◆ What you should do
Pictures stay out of the copy; set down each line of the listing below exactly.

◆ Given records
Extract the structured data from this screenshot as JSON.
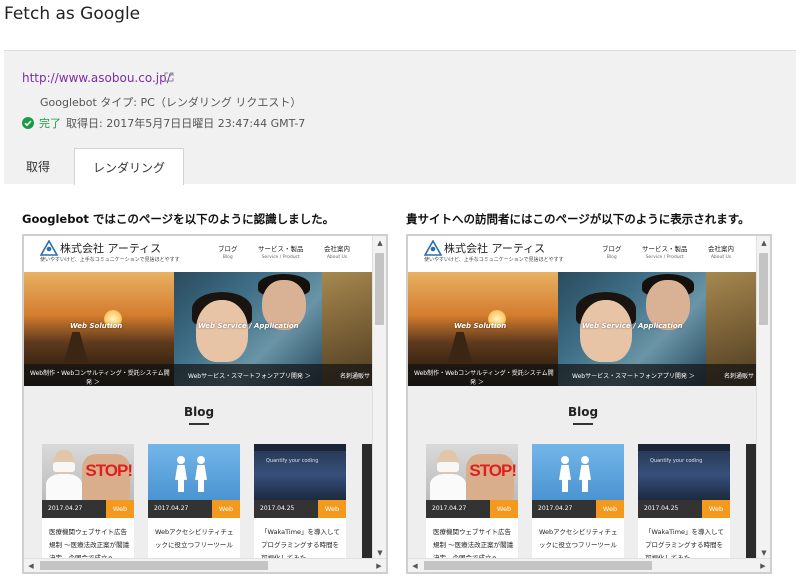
{
  "page": {
    "title": "Fetch as Google"
  },
  "fetch": {
    "url": "http://www.asobou.co.jp/",
    "type_text": "Googlebot タイプ: PC（レンダリング リクエスト）",
    "status_label": "完了",
    "fetched_text": "取得日: 2017年5月7日日曜日 23:47:44 GMT-7"
  },
  "tabs": [
    {
      "label": "取得"
    },
    {
      "label": "レンダリング"
    }
  ],
  "captions": {
    "googlebot": "Googlebot ではこのページを以下のように認識しました。",
    "visitor": "貴サイトへの訪問者にはこのページが以下のように表示されます。"
  },
  "site": {
    "logo_text": "株式会社 アーティス",
    "tagline": "使いやすいけど、上手なコミュニケーションで見捨ほとやすす",
    "nav": [
      {
        "main": "ブログ",
        "sub": "Blog"
      },
      {
        "main": "サービス・製品",
        "sub": "Service / Product"
      },
      {
        "main": "会社案内",
        "sub": "About Us"
      }
    ],
    "hero": [
      {
        "label": "Web Solution",
        "caption_line1": "Web制作・Webコンサルティング・受託システム開",
        "caption_line2": "発 ＞"
      },
      {
        "label": "Web Service / Application",
        "caption_line1": "Webサービス・スマートフォンアプリ開発 ＞",
        "caption_line2": ""
      },
      {
        "label": "",
        "caption_line1": "名刺通販サ",
        "caption_line2": ""
      }
    ],
    "blog_heading": "Blog",
    "cards": [
      {
        "date": "2017.04.27",
        "category": "Web",
        "title": "医療機関ウェブサイト広告規制 ～医療法改正案が閣議決定、今国会で成立へ",
        "image_text": "STOP!"
      },
      {
        "date": "2017.04.27",
        "category": "Web",
        "title": "Webアクセシビリティチェックに役立つフリーツール",
        "image_text": ""
      },
      {
        "date": "2017.04.25",
        "category": "Web",
        "title": "「WakaTime」を導入してプログラミングする時間を可視化してみた",
        "image_text": "Quantify your coding"
      }
    ]
  },
  "colors": {
    "link": "#7a2ea8",
    "status_ok": "#1a9c47",
    "accent_orange": "#f39a1e"
  },
  "icons": {
    "external_link": "external-link-icon",
    "status": "check-circle-icon"
  }
}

◆ Answer for the task
Extract the structured data from this screenshot as JSON.
{
  "page": {
    "title": "Fetch as Google"
  },
  "fetch": {
    "url": "http://www.asobou.co.jp/",
    "type_text": "Googlebot タイプ: PC（レンダリング リクエスト）",
    "status_label": "完了",
    "fetched_text": "取得日: 2017年5月7日日曜日 23:47:44 GMT-7"
  },
  "tabs": [
    {
      "label": "取得"
    },
    {
      "label": "レンダリング"
    }
  ],
  "captions": {
    "googlebot": "Googlebot ではこのページを以下のように認識しました。",
    "visitor": "貴サイトへの訪問者にはこのページが以下のように表示されます。"
  },
  "site": {
    "logo_text": "株式会社 アーティス",
    "tagline": "使いやすいけど、上手なコミュニケーションで見捨ほとやすす",
    "nav": [
      {
        "main": "ブログ",
        "sub": "Blog"
      },
      {
        "main": "サービス・製品",
        "sub": "Service / Product"
      },
      {
        "main": "会社案内",
        "sub": "About Us"
      }
    ],
    "hero": [
      {
        "label": "Web Solution",
        "caption_line1": "Web制作・Webコンサルティング・受託システム開",
        "caption_line2": "発 ＞"
      },
      {
        "label": "Web Service / Application",
        "caption_line1": "Webサービス・スマートフォンアプリ開発 ＞",
        "caption_line2": ""
      },
      {
        "label": "",
        "caption_line1": "名刺通販サ",
        "caption_line2": ""
      }
    ],
    "blog_heading": "Blog",
    "cards": [
      {
        "date": "2017.04.27",
        "category": "Web",
        "title": "医療機関ウェブサイト広告規制 ～医療法改正案が閣議決定、今国会で成立へ",
        "image_text": "STOP!"
      },
      {
        "date": "2017.04.27",
        "category": "Web",
        "title": "Webアクセシビリティチェックに役立つフリーツール",
        "image_text": ""
      },
      {
        "date": "2017.04.25",
        "category": "Web",
        "title": "「WakaTime」を導入してプログラミングする時間を可視化してみた",
        "image_text": "Quantify your coding"
      }
    ]
  },
  "colors": {
    "link": "#7a2ea8",
    "status_ok": "#1a9c47",
    "accent_orange": "#f39a1e"
  },
  "icons": {
    "external_link": "external-link-icon",
    "status": "check-circle-icon"
  }
}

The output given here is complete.